▸ **EXERCISE TASK**: Each line that contains the word "Buijs" counts once; give the total for the records below and nothing else.

▸ **EXCERPTED DATA**:
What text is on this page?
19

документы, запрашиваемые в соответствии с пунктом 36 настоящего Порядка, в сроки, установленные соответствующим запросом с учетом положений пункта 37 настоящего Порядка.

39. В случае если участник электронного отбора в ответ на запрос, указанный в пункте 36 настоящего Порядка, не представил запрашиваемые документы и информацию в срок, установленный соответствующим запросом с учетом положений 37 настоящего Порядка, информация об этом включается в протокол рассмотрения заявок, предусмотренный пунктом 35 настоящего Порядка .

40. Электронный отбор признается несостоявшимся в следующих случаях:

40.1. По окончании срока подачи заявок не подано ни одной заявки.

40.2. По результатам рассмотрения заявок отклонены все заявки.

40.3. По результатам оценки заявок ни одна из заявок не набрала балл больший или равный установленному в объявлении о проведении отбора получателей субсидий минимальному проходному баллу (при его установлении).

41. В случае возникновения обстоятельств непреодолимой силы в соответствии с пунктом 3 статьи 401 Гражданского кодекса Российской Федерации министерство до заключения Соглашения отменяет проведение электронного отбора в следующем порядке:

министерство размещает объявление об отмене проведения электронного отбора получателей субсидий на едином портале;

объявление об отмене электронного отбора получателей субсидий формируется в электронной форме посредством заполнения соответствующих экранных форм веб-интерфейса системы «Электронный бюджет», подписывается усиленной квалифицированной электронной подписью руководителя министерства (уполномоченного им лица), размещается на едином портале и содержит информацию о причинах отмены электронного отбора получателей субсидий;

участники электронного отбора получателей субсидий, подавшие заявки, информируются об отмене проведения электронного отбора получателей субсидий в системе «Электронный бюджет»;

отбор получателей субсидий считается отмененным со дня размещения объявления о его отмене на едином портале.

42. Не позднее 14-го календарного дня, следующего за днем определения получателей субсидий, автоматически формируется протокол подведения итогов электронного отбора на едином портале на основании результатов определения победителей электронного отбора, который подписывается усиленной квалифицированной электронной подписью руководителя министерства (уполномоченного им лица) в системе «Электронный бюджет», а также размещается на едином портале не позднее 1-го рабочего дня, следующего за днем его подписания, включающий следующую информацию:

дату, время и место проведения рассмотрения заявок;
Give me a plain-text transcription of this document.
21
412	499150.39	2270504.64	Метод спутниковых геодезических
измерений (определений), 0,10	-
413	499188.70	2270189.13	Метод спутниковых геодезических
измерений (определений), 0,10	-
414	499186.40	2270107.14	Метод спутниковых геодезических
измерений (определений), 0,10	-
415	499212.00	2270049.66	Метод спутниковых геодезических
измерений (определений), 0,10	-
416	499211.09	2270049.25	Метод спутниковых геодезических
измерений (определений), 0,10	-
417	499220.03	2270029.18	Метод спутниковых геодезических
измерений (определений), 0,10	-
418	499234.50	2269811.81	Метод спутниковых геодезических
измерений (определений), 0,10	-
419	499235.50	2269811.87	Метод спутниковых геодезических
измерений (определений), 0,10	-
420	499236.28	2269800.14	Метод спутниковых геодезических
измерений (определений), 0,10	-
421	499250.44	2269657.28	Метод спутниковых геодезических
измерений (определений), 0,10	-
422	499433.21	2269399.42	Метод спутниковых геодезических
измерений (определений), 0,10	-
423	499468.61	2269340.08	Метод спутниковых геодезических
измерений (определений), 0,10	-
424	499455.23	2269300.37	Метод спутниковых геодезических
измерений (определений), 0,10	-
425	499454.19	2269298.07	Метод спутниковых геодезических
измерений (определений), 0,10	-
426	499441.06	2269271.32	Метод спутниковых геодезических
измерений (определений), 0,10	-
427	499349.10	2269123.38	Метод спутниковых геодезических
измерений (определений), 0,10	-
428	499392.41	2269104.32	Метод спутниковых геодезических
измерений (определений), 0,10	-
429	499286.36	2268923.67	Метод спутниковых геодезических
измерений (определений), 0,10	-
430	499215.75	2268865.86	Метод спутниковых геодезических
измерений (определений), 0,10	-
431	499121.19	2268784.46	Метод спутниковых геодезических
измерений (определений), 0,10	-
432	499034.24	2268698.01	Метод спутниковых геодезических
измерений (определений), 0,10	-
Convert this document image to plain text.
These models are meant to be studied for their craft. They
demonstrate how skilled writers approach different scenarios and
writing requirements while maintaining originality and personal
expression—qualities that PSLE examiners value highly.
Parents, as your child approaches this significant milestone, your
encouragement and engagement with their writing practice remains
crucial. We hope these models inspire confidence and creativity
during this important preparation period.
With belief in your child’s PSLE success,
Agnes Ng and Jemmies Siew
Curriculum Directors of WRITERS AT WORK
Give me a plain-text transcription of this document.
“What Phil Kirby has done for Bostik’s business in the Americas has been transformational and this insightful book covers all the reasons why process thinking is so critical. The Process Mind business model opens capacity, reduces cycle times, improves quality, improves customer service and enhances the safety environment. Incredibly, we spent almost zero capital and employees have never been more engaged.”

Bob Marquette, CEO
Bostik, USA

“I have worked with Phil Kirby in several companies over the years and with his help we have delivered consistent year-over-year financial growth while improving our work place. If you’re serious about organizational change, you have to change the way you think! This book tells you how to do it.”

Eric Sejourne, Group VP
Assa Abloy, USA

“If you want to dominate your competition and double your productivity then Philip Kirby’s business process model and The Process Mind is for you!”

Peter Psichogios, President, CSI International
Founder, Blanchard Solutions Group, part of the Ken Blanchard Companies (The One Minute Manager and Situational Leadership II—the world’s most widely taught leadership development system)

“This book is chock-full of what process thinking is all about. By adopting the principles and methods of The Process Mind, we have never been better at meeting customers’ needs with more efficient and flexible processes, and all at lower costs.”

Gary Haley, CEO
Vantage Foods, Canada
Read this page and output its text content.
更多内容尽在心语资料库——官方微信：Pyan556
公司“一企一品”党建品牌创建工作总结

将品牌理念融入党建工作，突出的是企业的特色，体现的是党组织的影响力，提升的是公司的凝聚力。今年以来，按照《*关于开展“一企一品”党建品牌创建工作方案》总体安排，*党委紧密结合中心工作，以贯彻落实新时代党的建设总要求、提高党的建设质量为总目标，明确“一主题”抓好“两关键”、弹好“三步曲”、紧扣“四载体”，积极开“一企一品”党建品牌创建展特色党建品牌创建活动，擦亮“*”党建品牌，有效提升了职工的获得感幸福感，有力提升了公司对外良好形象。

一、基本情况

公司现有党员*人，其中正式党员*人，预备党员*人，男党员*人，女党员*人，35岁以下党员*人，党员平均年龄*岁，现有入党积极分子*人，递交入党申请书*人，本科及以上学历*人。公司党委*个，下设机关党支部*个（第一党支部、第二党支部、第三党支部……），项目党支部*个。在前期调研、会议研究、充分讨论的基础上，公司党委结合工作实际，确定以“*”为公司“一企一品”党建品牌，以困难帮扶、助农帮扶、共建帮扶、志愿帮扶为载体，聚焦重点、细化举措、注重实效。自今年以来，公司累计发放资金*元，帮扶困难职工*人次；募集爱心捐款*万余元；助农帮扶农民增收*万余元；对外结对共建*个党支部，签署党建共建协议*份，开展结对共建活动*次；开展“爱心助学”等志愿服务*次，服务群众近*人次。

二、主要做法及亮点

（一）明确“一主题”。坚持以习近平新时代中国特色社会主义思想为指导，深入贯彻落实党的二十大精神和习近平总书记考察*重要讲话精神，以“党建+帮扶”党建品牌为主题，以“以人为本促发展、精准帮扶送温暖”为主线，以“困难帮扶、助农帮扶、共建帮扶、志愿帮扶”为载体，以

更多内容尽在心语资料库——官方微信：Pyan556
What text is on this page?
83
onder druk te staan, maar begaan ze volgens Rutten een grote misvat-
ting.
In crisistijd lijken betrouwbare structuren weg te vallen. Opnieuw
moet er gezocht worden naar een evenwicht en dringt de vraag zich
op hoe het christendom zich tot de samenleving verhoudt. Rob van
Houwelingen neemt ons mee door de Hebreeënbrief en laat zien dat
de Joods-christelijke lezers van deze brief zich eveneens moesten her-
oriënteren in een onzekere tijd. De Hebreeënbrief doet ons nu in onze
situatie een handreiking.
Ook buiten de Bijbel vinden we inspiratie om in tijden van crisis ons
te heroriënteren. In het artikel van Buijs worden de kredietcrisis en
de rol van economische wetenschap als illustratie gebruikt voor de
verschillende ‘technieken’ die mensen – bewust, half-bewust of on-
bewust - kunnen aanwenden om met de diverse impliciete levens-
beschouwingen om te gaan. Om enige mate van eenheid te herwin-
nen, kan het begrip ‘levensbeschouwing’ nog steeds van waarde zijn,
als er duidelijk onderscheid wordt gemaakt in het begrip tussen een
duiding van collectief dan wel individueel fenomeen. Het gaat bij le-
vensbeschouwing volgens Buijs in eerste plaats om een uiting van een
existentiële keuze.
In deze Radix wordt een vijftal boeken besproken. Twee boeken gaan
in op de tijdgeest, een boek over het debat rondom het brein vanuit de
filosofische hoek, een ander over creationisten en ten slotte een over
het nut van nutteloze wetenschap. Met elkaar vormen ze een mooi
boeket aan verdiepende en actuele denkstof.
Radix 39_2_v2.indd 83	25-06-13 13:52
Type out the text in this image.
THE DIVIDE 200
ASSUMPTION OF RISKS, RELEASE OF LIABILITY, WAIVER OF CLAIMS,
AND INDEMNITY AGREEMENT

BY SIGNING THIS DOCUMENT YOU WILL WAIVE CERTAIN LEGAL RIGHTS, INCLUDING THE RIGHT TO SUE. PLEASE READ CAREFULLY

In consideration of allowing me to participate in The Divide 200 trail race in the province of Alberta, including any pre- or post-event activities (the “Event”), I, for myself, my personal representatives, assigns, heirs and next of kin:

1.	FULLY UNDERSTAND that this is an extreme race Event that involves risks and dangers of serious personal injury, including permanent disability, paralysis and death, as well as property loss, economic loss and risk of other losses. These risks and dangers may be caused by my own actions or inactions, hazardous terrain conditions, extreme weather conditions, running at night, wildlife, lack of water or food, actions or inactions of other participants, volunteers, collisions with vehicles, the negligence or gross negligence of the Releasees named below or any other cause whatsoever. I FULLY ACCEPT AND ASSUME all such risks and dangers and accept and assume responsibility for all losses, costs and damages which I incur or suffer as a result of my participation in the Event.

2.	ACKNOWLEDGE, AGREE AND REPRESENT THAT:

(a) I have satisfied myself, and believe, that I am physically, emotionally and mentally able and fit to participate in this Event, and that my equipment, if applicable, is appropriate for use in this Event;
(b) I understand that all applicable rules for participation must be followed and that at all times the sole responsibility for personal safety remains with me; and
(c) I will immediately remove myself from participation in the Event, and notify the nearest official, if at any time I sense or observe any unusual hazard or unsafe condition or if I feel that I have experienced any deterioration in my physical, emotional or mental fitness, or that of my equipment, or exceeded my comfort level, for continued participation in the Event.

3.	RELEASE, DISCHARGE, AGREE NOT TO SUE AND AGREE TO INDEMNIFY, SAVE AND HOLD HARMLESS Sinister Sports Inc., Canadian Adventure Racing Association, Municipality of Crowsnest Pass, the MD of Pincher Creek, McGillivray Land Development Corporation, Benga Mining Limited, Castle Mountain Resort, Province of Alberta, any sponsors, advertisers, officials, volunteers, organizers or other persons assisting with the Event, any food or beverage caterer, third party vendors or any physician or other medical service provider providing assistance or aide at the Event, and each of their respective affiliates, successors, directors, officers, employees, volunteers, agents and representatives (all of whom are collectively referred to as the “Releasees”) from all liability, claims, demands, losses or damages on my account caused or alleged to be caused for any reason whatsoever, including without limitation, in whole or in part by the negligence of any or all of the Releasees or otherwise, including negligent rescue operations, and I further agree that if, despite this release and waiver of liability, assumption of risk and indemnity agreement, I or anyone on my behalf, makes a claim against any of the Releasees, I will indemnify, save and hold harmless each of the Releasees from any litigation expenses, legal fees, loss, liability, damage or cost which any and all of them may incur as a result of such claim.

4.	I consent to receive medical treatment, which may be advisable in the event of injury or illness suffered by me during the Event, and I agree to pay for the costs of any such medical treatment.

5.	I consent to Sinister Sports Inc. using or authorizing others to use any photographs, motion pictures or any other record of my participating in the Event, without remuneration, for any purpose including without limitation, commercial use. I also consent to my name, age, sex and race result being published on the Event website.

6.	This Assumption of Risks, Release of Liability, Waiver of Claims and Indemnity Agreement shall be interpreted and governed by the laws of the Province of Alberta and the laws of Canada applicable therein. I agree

▸ **SOLUTION TO THE PROBLEM**: 2